- **Stated goal**:
Output the records exactly. Include every line.

===== Records provided =====

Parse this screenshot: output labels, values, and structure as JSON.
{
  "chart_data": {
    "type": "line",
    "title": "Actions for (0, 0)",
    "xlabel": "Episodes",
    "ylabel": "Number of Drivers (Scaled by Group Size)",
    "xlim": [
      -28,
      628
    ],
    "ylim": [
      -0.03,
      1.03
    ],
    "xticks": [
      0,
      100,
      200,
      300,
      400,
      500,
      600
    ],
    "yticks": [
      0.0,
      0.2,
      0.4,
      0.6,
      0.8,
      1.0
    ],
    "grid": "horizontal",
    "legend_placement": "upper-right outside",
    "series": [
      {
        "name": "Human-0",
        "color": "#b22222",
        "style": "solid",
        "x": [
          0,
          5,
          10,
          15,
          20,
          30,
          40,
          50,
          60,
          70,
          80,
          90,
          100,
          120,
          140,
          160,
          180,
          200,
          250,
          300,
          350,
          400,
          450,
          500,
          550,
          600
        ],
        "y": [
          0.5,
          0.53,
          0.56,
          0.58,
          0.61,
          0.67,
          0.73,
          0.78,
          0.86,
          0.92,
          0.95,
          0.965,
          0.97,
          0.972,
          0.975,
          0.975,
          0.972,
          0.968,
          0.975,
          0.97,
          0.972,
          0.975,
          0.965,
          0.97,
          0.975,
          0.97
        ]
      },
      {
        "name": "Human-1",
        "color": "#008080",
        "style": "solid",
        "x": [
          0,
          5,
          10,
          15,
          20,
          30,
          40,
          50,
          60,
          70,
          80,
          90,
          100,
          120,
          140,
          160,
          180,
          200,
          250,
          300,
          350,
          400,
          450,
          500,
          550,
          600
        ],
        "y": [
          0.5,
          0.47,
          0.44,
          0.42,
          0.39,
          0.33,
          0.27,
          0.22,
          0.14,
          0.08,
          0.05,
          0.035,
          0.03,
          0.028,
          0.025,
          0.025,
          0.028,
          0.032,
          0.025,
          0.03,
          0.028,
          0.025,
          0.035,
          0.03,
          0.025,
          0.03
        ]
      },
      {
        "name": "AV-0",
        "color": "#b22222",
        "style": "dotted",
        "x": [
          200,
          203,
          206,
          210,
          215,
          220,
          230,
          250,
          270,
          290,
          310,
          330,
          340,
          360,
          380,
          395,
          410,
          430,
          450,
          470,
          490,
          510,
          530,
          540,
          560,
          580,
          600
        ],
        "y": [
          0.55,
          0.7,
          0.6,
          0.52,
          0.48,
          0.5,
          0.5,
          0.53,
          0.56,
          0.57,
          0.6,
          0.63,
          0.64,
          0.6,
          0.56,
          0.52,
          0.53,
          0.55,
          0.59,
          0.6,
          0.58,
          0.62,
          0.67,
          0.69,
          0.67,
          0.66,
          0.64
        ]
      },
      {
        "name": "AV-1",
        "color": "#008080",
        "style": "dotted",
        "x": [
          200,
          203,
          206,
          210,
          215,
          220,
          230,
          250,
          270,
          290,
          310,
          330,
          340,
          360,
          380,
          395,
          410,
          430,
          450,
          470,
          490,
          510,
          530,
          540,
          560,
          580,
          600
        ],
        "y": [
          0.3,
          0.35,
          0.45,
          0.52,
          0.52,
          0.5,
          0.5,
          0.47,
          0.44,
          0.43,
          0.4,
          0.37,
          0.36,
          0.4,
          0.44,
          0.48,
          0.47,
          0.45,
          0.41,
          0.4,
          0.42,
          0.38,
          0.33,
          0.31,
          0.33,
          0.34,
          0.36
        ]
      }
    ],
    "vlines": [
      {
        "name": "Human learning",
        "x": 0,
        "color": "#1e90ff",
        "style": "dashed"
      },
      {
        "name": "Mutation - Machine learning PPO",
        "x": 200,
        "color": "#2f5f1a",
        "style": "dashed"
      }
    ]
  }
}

=====

- **The completed task**:
Parse this screenshot: output labels, values, and structure as JSON.
{
  "chart_data": {
    "type": "line",
    "title": "Actions for (0, 0)",
    "xlabel": "Episodes",
    "ylabel": "Number of Drivers (Scaled by Group Size)",
    "xlim": [
      -28,
      628
    ],
    "ylim": [
      -0.03,
      1.03
    ],
    "xticks": [
      0,
      100,
      200,
      300,
      400,
      500,
      600
    ],
    "yticks": [
      0.0,
      0.2,
      0.4,
      0.6,
      0.8,
      1.0
    ],
    "grid": "horizontal",
    "legend_placement": "upper-right outside",
    "series": [
      {
        "name": "Human-0",
        "color": "#b22222",
        "style": "solid",
        "x": [
          0,
          5,
          10,
          15,
          20,
          30,
          40,
          50,
          60,
          70,
          80,
          90,
          100,
          120,
          140,
          160,
          180,
          200,
          250,
          300,
          350,
          400,
          450,
          500,
          550,
          600
        ],
        "y": [
          0.5,
          0.53,
          0.56,
          0.58,
          0.61,
          0.67,
          0.73,
          0.78,
          0.86,
          0.92,
          0.95,
          0.965,
          0.97,
          0.972,
          0.975,
          0.975,
          0.972,
          0.968,
          0.975,
          0.97,
          0.972,
          0.975,
          0.965,
          0.97,
          0.975,
          0.97
        ]
      },
      {
        "name": "Human-1",
        "color": "#008080",
        "style": "solid",
        "x": [
          0,
          5,
          10,
          15,
          20,
          30,
          40,
          50,
          60,
          70,
          80,
          90,
          100,
          120,
          140,
          160,
          180,
          200,
          250,
          300,
          350,
          400,
          450,
          500,
          550,
          600
        ],
        "y": [
          0.5,
          0.47,
          0.44,
          0.42,
          0.39,
          0.33,
          0.27,
          0.22,
          0.14,
          0.08,
          0.05,
          0.035,
          0.03,
          0.028,
          0.025,
          0.025,
          0.028,
          0.032,
          0.025,
          0.03,
          0.028,
          0.025,
          0.035,
          0.03,
          0.025,
          0.03
        ]
      },
      {
        "name": "AV-0",
        "color": "#b22222",
        "style": "dotted",
        "x": [
          200,
          203,
          206,
          210,
          215,
          220,
          230,
          250,
          270,
          290,
          310,
          330,
          340,
          360,
          380,
          395,
          410,
          430,
          450,
          470,
          490,
          510,
          530,
          540,
          560,
          580,
          600
        ],
        "y": [
          0.55,
          0.7,
          0.6,
          0.52,
          0.48,
          0.5,
          0.5,
          0.53,
          0.56,
          0.57,
          0.6,
          0.63,
          0.64,
          0.6,
          0.56,
          0.52,
          0.53,
          0.55,
          0.59,
          0.6,
          0.58,
          0.62,
          0.67,
          0.69,
          0.67,
          0.66,
          0.64
        ]
      },
      {
        "name": "AV-1",
        "color": "#008080",
        "style": "dotted",
        "x": [
          200,
          203,
          206,
          210,
          215,
          220,
          230,
          250,
          270,
          290,
          310,
          330,
          340,
          360,
          380,
          395,
          410,
          430,
          450,
          470,
          490,
          510,
          530,
          540,
          560,
          580,
          600
        ],
        "y": [
          0.3,
          0.35,
          0.45,
          0.52,
          0.52,
          0.5,
          0.5,
          0.47,
          0.44,
          0.43,
          0.4,
          0.37,
          0.36,
          0.4,
          0.44,
          0.48,
          0.47,
          0.45,
          0.41,
          0.4,
          0.42,
          0.38,
          0.33,
          0.31,
          0.33,
          0.34,
          0.36
        ]
      }
    ],
    "vlines": [
      {
        "name": "Human learning",
        "x": 0,
        "color": "#1e90ff",
        "style": "dashed"
      },
      {
        "name": "Mutation - Machine learning PPO",
        "x": 200,
        "color": "#2f5f1a",
        "style": "dashed"
      }
    ]
  }
}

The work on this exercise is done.